Records about charts and figures:
○ ○ ○ ○ ○

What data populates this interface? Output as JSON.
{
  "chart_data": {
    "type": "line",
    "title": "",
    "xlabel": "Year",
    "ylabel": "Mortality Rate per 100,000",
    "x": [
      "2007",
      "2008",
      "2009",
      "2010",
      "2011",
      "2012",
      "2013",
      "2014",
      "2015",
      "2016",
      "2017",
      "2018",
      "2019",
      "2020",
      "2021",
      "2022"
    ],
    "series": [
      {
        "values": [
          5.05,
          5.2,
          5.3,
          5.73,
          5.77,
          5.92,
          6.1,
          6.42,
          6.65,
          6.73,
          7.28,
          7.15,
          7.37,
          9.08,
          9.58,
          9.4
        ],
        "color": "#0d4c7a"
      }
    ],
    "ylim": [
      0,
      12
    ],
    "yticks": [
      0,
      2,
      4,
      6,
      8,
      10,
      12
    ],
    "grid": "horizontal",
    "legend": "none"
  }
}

○ ○ ○ ○ ○

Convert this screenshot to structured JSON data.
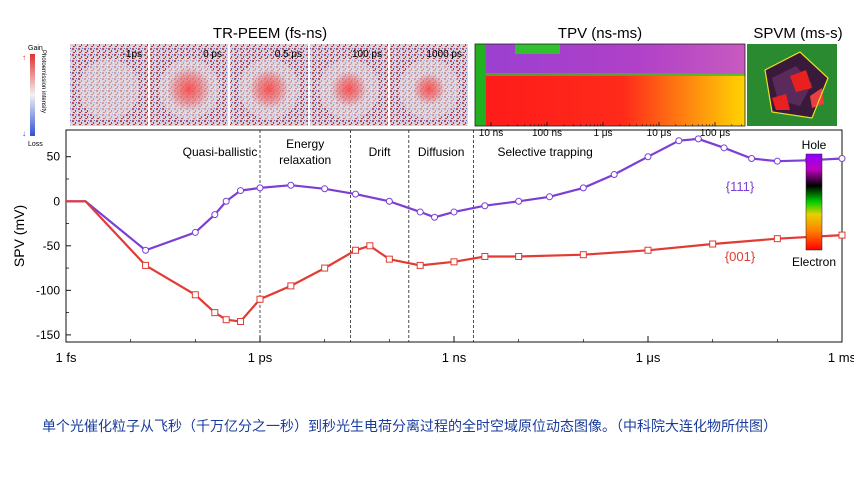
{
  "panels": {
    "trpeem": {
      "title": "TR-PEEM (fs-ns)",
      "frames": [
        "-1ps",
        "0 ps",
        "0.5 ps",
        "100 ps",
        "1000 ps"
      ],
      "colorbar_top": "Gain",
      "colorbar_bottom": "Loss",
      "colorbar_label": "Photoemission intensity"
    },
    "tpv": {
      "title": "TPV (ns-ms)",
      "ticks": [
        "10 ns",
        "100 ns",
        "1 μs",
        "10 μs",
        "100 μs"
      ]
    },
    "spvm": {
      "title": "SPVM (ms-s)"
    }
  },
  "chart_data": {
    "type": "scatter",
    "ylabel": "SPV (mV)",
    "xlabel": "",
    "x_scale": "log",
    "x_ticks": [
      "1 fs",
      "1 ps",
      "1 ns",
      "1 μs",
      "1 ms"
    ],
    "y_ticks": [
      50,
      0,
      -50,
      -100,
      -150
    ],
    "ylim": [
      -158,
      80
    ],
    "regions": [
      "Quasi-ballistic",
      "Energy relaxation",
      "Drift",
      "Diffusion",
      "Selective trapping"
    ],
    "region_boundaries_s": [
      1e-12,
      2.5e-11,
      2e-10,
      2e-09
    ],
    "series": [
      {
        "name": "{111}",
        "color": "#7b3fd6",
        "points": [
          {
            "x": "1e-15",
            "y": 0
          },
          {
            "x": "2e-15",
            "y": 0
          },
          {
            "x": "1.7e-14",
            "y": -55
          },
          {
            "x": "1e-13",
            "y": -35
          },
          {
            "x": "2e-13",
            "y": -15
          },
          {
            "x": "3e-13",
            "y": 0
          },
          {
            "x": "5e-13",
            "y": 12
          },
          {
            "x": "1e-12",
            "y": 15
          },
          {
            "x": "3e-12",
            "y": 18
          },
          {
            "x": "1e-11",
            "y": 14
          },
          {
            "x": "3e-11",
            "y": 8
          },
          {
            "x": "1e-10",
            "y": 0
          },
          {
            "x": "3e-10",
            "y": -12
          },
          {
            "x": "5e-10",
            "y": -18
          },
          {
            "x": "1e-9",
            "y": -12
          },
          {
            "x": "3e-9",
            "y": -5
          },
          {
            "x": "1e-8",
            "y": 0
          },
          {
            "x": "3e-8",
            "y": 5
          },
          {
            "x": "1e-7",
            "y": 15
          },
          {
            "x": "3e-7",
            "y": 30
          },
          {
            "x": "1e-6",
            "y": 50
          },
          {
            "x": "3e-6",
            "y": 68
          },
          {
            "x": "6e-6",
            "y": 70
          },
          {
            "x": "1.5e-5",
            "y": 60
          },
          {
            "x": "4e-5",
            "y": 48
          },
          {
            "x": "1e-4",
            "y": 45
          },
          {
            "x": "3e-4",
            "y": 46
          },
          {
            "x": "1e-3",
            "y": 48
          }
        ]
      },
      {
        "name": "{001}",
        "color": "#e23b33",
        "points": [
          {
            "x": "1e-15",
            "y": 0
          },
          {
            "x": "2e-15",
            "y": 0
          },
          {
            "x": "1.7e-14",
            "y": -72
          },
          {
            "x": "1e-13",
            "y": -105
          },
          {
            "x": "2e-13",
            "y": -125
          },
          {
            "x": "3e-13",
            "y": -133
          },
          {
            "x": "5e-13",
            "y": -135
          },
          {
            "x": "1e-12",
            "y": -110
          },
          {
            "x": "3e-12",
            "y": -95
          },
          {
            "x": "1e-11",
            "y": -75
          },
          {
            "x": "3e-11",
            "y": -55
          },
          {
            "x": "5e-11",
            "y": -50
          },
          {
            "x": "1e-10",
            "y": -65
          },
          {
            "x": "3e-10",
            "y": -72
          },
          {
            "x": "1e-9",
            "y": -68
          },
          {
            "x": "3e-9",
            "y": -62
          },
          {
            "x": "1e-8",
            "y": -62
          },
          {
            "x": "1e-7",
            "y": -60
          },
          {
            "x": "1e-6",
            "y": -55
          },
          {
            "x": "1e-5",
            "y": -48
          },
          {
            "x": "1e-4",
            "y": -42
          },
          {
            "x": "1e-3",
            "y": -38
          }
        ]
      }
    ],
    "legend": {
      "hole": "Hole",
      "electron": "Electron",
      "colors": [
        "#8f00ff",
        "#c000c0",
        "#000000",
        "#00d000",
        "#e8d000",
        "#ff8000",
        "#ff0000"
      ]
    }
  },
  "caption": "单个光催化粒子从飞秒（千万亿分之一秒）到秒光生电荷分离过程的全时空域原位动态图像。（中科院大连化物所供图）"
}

○ ○ ○ ○ ○

**Exercise**
From the listing above, collect each line in which the string "title" appears.

**The output**
    "title": "",
      "title": "TR-PEEM (fs-ns)",
      "title": "TPV (ns-ms)",
      "title": "SPVM (ms-s)"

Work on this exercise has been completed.